What the task requires ->
Repeat every record below exactly, but leave out any pictures.

(Records from a dataset)

%%

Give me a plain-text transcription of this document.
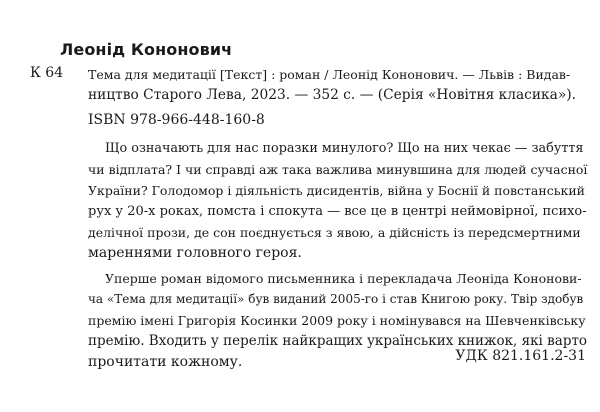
Леонід Кононович
К 64 Тема для медитації [Текст] : роман / Леонід Кононович. — Львів : Видав-
ництво Старого Лева, 2023. — 352 с. — (Серія «Новітня класика»).
ISBN 978-966-448-160-8
Що означають для нас поразки минулого? Що на них чекає — забуття
чи відплата? І чи справді аж така важлива минувшина для людей сучасної
України? Голодомор і діяльність дисидентів, війна у Боснії й повстанський
рух у 20-х роках, помста і спокута — все це в центрі неймовірної, психо-
делічної прози, де сон поєднується з явою, а дійсність із передсмертними
мареннями головного героя.
Уперше роман відомого письменника і перекладача Леоніда Кононови-
ча «Тема для медитації» був виданий 2005-го і став Книгою року. Твір здобув
премію імені Григорія Косинки 2009 року і номінувався на Шевченківську
премію. Входить у перелік найкращих українських книжок, які варто
прочитати кожному.	УДК 821.161.2-31
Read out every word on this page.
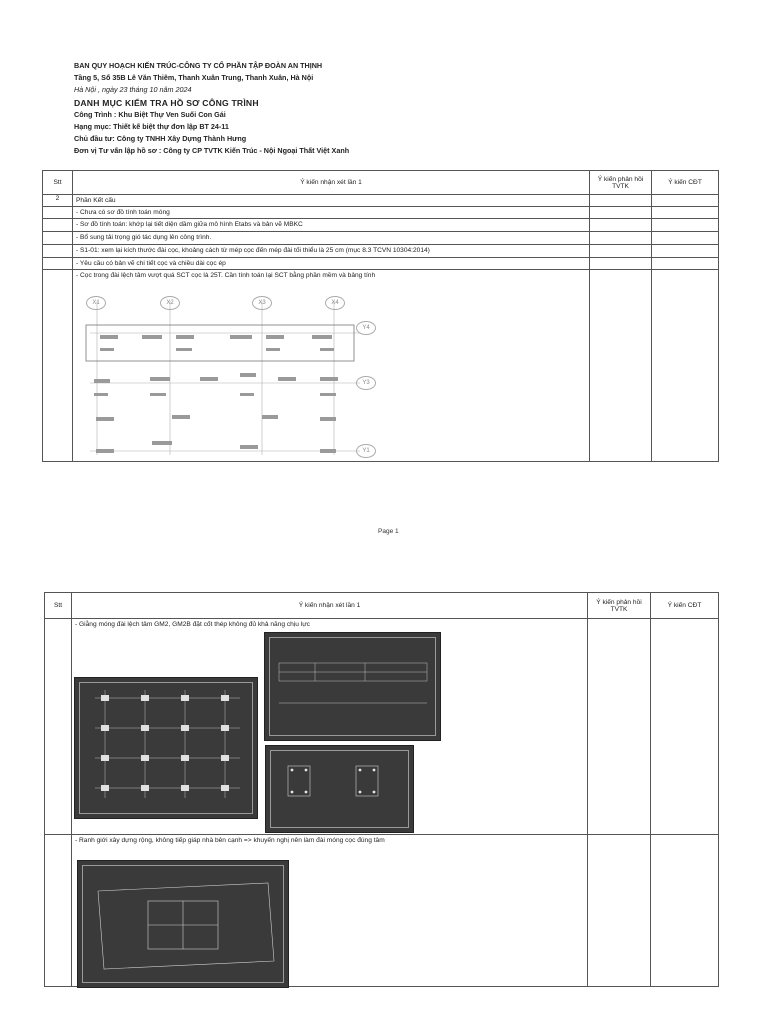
BAN QUY HOẠCH KIẾN TRÚC-CÔNG TY CỔ PHẦN TẬP ĐOÀN AN THỊNH
Tầng 5, Số 35B Lê Văn Thiêm, Thanh Xuân Trung, Thanh Xuân, Hà Nội
Hà Nội , ngày 23 tháng 10 năm 2024
DANH MỤC KIỂM TRA HỒ SƠ CÔNG TRÌNH
Công Trình : Khu Biệt Thự Ven Suối Con Gái
Hạng mục: Thiết kế biệt thự đơn lập BT 24-11
Chủ đầu tư: Công ty TNHH Xây Dựng Thành Hưng
Đơn vị Tư vấn lập hồ sơ : Công ty CP TVTK Kiến Trúc - Nội Ngoại Thất Việt Xanh
Stt	Ý kiến nhận xét lần 1	Ý kiến phản hồi TVTK	Ý kiến CĐT
2	Phần Kết cấu		
	- Chưa có sơ đồ tính toán móng		
	- Sơ đồ tính toán: khớp lại tiết diện dầm giữa mô hình Etabs và bản vẽ MBKC		
	- Bổ sung tải trọng gió tác dụng lên công trình.		
	- S1-01: xem lại kích thước đài cọc, khoảng cách từ mép cọc đến mép đài tối thiểu là 25 cm (mục 8.3 TCVN 10304:2014)		
	- Yêu cầu có bản vẽ chi tiết cọc và chiều dài cọc ép		

	- Cọc trong đài lệch tâm vượt quá SCT cọc là 25T. Cần tính toán lại SCT bằng phần mềm và bảng tính		

X1	X2	X3	X4
Y4
Y3
Y1
Page 1
Stt	Ý kiến nhận xét lần 1	Ý kiến phản hồi TVTK	Ý kiến CĐT

	- Giằng móng đài lệch tâm GM2, GM2B đặt cốt thép không đủ khả năng chịu lực		

	- Ranh giới xây dựng rộng, không tiếp giáp nhà bên cạnh => khuyến nghị nên làm đài móng cọc đúng tâm		
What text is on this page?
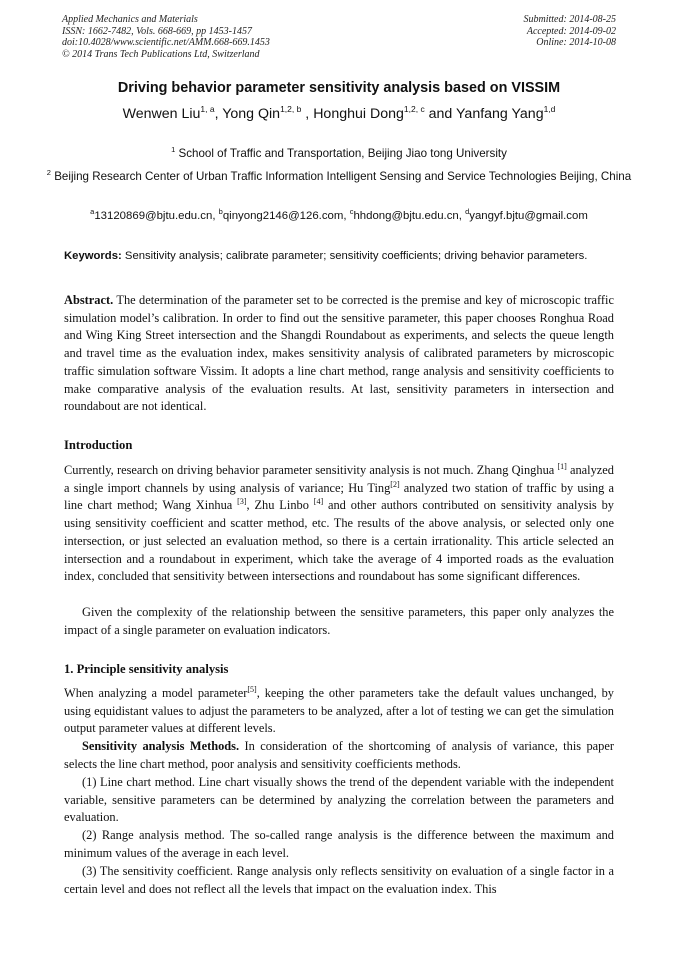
Applied Mechanics and Materials
ISSN: 1662-7482, Vols. 668-669, pp 1453-1457
doi:10.4028/www.scientific.net/AMM.668-669.1453
© 2014 Trans Tech Publications Ltd, Switzerland
Submitted: 2014-08-25
Accepted: 2014-09-02
Online: 2014-10-08
Driving behavior parameter sensitivity analysis based on VISSIM
Wenwen Liu$^{1, a}$, Yong Qin$^{1,2, b}$ , Honghui Dong$^{1,2, c}$ and Yanfang Yang$^{1,d}$
$^1$ School of Traffic and Transportation, Beijing Jiao tong University
$^2$ Beijing Research Center of Urban Traffic Information Intelligent Sensing and Service Technologies Beijing, China
$^a$13120869@bjtu.edu.cn, $^b$qinyong2146@126.com, $^c$hhdong@bjtu.edu.cn, $^d$yangyf.bjtu@gmail.com
Keywords: Sensitivity analysis; calibrate parameter; sensitivity coefficients; driving behavior parameters.
Abstract. The determination of the parameter set to be corrected is the premise and key of microscopic traffic simulation model’s calibration. In order to find out the sensitive parameter, this paper chooses Ronghua Road and Wing King Street intersection and the Shangdi Roundabout as experiments, and selects the queue length and travel time as the evaluation index, makes sensitivity analysis of calibrated parameters by microscopic traffic simulation software Vissim. It adopts a line chart method, range analysis and sensitivity coefficients to make comparative analysis of the evaluation results. At last, sensitivity parameters in intersection and roundabout are not identical.
Introduction
Currently, research on driving behavior parameter sensitivity analysis is not much. Zhang Qinghua [1] analyzed a single import channels by using analysis of variance; Hu Ting[2] analyzed two station of traffic by using a line chart method; Wang Xinhua [3], Zhu Linbo [4] and other authors contributed on sensitivity analysis by using sensitivity coefficient and scatter method, etc. The results of the above analysis, or selected only one intersection, or just selected an evaluation method, so there is a certain irrationality. This article selected an intersection and a roundabout in experiment, which take the average of 4 imported roads as the evaluation index, concluded that sensitivity between intersections and roundabout has some significant differences.
Given the complexity of the relationship between the sensitive parameters, this paper only analyzes the impact of a single parameter on evaluation indicators.
1. Principle sensitivity analysis
When analyzing a model parameter[5], keeping the other parameters take the default values unchanged, by using equidistant values to adjust the parameters to be analyzed, after a lot of testing we can get the simulation output parameter values at different levels.
Sensitivity analysis Methods. In consideration of the shortcoming of analysis of variance, this paper selects the line chart method, poor analysis and sensitivity coefficients methods.
(1) Line chart method. Line chart visually shows the trend of the dependent variable with the independent variable, sensitive parameters can be determined by analyzing the correlation between the parameters and evaluation.
(2) Range analysis method. The so-called range analysis is the difference between the maximum and minimum values of the average in each level.
(3) The sensitivity coefficient. Range analysis only reflects sensitivity on evaluation of a single factor in a certain level and does not reflect all the levels that impact on the evaluation index. This
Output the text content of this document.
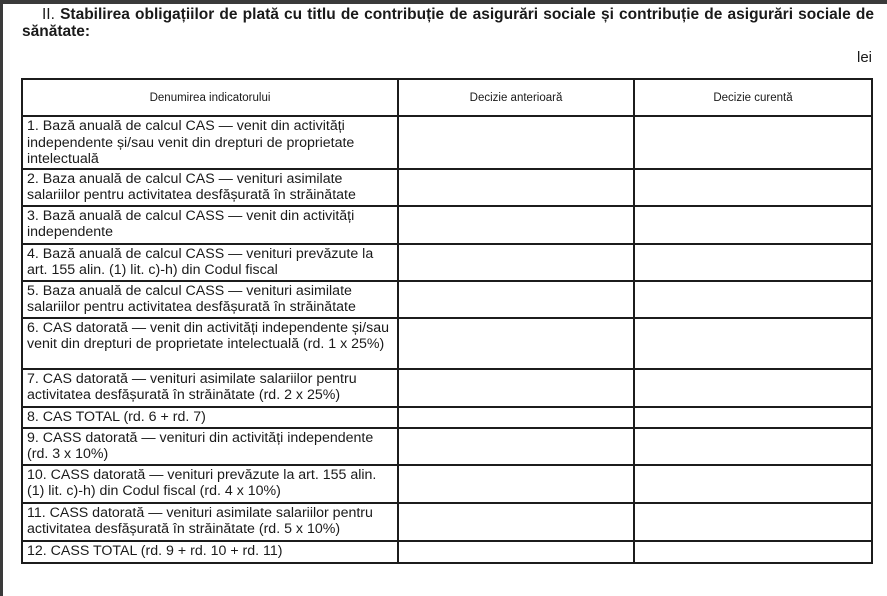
II. Stabilirea obligațiilor de plată cu titlu de contribuție de asigurări sociale și contribuție de asigurări sociale de sănătate:
lei
Denumirea indicatorului	Decizie anterioară	Decizie curentă
1. Bază anuală de calcul CAS — venit din activități independente și/sau venit din drepturi de proprietate intelectuală		
2. Baza anuală de calcul CAS — venituri asimilate salariilor pentru activitatea desfășurată în străinătate		
3. Bază anuală de calcul CASS — venit din activități independente		
4. Bază anuală de calcul CASS — venituri prevăzute la art. 155 alin. (1) lit. c)-h) din Codul fiscal		
5. Baza anuală de calcul CASS — venituri asimilate salariilor pentru activitatea desfășurată în străinătate		
6. CAS datorată — venit din activități independente și/sau venit din drepturi de proprietate intelectuală (rd. 1 x 25%)		
7. CAS datorată — venituri asimilate salariilor pentru activitatea desfășurată în străinătate (rd. 2 x 25%)		
8. CAS TOTAL (rd. 6 + rd. 7)		
9. CASS datorată — venituri din activități independente (rd. 3 x 10%)		
10. CASS datorată — venituri prevăzute la art. 155 alin. (1) lit. c)-h) din Codul fiscal (rd. 4 x 10%)		
11. CASS datorată — venituri asimilate salariilor pentru activitatea desfășurată în străinătate (rd. 5 x 10%)		
12. CASS TOTAL (rd. 9 + rd. 10 + rd. 11)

%%

Correct output ->
Give me a plain-text transcription of this document.
Леонід Кононович
К 64 Тема для медитації [Текст] : роман / Леонід Кононович. — Львів : Видав-
ництво Старого Лева, 2023. — 352 с. — (Серія «Новітня класика»).
ISBN 978-966-448-160-8
Що означають для нас поразки минулого? Що на них чекає — забуття
чи відплата? І чи справді аж така важлива минувшина для людей сучасної
України? Голодомор і діяльність дисидентів, війна у Боснії й повстанський
рух у 20-х роках, помста і спокута — все це в центрі неймовірної, психо-
делічної прози, де сон поєднується з явою, а дійсність із передсмертними
мареннями головного героя.
Уперше роман відомого письменника і перекладача Леоніда Кононови-
ча «Тема для медитації» був виданий 2005-го і став Книгою року. Твір здобув
премію імені Григорія Косинки 2009 року і номінувався на Шевченківську
премію. Входить у перелік найкращих українських книжок, які варто
прочитати кожному.	УДК 821.161.2-31
Read out every word on this page.
BAN QUY HOẠCH KIẾN TRÚC-CÔNG TY CỔ PHẦN TẬP ĐOÀN AN THỊNH
Tầng 5, Số 35B Lê Văn Thiêm, Thanh Xuân Trung, Thanh Xuân, Hà Nội
Hà Nội , ngày 23 tháng 10 năm 2024
DANH MỤC KIỂM TRA HỒ SƠ CÔNG TRÌNH
Công Trình : Khu Biệt Thự Ven Suối Con Gái
Hạng mục: Thiết kế biệt thự đơn lập BT 24-11
Chủ đầu tư: Công ty TNHH Xây Dựng Thành Hưng
Đơn vị Tư vấn lập hồ sơ : Công ty CP TVTK Kiến Trúc - Nội Ngoại Thất Việt Xanh
Stt	Ý kiến nhận xét lần 1	Ý kiến phản hồi TVTK	Ý kiến CĐT
2	Phần Kết cấu		
	- Chưa có sơ đồ tính toán móng		
	- Sơ đồ tính toán: khớp lại tiết diện dầm giữa mô hình Etabs và bản vẽ MBKC		
	- Bổ sung tải trọng gió tác dụng lên công trình.		
	- S1-01: xem lại kích thước đài cọc, khoảng cách từ mép cọc đến mép đài tối thiểu là 25 cm (mục 8.3 TCVN 10304:2014)		
	- Yêu cầu có bản vẽ chi tiết cọc và chiều dài cọc ép		

	- Cọc trong đài lệch tâm vượt quá SCT cọc là 25T. Cần tính toán lại SCT bằng phần mềm và bảng tính		

X1	X2	X3	X4
Y4
Y3
Y1
Page 1
Stt	Ý kiến nhận xét lần 1	Ý kiến phản hồi TVTK	Ý kiến CĐT

	- Giằng móng đài lệch tâm GM2, GM2B đặt cốt thép không đủ khả năng chịu lực		

	- Ranh giới xây dựng rộng, không tiếp giáp nhà bên cạnh => khuyến nghị nên làm đài móng cọc đúng tâm		
What text is on this page?
Applied Mechanics and Materials
ISSN: 1662-7482, Vols. 668-669, pp 1453-1457
doi:10.4028/www.scientific.net/AMM.668-669.1453
© 2014 Trans Tech Publications Ltd, Switzerland
Submitted: 2014-08-25
Accepted: 2014-09-02
Online: 2014-10-08
Driving behavior parameter sensitivity analysis based on VISSIM
Wenwen Liu$^{1, a}$, Yong Qin$^{1,2, b}$ , Honghui Dong$^{1,2, c}$ and Yanfang Yang$^{1,d}$
$^1$ School of Traffic and Transportation, Beijing Jiao tong University
$^2$ Beijing Research Center of Urban Traffic Information Intelligent Sensing and Service Technologies Beijing, China
$^a$13120869@bjtu.edu.cn, $^b$qinyong2146@126.com, $^c$hhdong@bjtu.edu.cn, $^d$yangyf.bjtu@gmail.com
Keywords: Sensitivity analysis; calibrate parameter; sensitivity coefficients; driving behavior parameters.
Abstract. The determination of the parameter set to be corrected is the premise and key of microscopic traffic simulation model’s calibration. In order to find out the sensitive parameter, this paper chooses Ronghua Road and Wing King Street intersection and the Shangdi Roundabout as experiments, and selects the queue length and travel time as the evaluation index, makes sensitivity analysis of calibrated parameters by microscopic traffic simulation software Vissim. It adopts a line chart method, range analysis and sensitivity coefficients to make comparative analysis of the evaluation results. At last, sensitivity parameters in intersection and roundabout are not identical.
Introduction
Currently, research on driving behavior parameter sensitivity analysis is not much. Zhang Qinghua [1] analyzed a single import channels by using analysis of variance; Hu Ting[2] analyzed two station of traffic by using a line chart method; Wang Xinhua [3], Zhu Linbo [4] and other authors contributed on sensitivity analysis by using sensitivity coefficient and scatter method, etc. The results of the above analysis, or selected only one intersection, or just selected an evaluation method, so there is a certain irrationality. This article selected an intersection and a roundabout in experiment, which take the average of 4 imported roads as the evaluation index, concluded that sensitivity between intersections and roundabout has some significant differences.
Given the complexity of the relationship between the sensitive parameters, this paper only analyzes the impact of a single parameter on evaluation indicators.
1. Principle sensitivity analysis
When analyzing a model parameter[5], keeping the other parameters take the default values unchanged, by using equidistant values to adjust the parameters to be analyzed, after a lot of testing we can get the simulation output parameter values at different levels.
Sensitivity analysis Methods. In consideration of the shortcoming of analysis of variance, this paper selects the line chart method, poor analysis and sensitivity coefficients methods.
(1) Line chart method. Line chart visually shows the trend of the dependent variable with the independent variable, sensitive parameters can be determined by analyzing the correlation between the parameters and evaluation.
(2) Range analysis method. The so-called range analysis is the difference between the maximum and minimum values of the average in each level.
(3) The sensitivity coefficient. Range analysis only reflects sensitivity on evaluation of a single factor in a certain level and does not reflect all the levels that impact on the evaluation index. This
Output the text content of this document.
II. Stabilirea obligațiilor de plată cu titlu de contribuție de asigurări sociale și contribuție de asigurări sociale de sănătate:
lei
Denumirea indicatorului	Decizie anterioară	Decizie curentă
1. Bază anuală de calcul CAS — venit din activități independente și/sau venit din drepturi de proprietate intelectuală		
2. Baza anuală de calcul CAS — venituri asimilate salariilor pentru activitatea desfășurată în străinătate		
3. Bază anuală de calcul CASS — venit din activități independente		
4. Bază anuală de calcul CASS — venituri prevăzute la art. 155 alin. (1) lit. c)-h) din Codul fiscal		
5. Baza anuală de calcul CASS — venituri asimilate salariilor pentru activitatea desfășurată în străinătate		
6. CAS datorată — venit din activități independente și/sau venit din drepturi de proprietate intelectuală (rd. 1 x 25%)		
7. CAS datorată — venituri asimilate salariilor pentru activitatea desfășurată în străinătate (rd. 2 x 25%)		
8. CAS TOTAL (rd. 6 + rd. 7)		
9. CASS datorată — venituri din activități independente (rd. 3 x 10%)		
10. CASS datorată — venituri prevăzute la art. 155 alin. (1) lit. c)-h) din Codul fiscal (rd. 4 x 10%)		
11. CASS datorată — venituri asimilate salariilor pentru activitatea desfășurată în străinătate (rd. 5 x 10%)		
12. CASS TOTAL (rd. 9 + rd. 10 + rd. 11)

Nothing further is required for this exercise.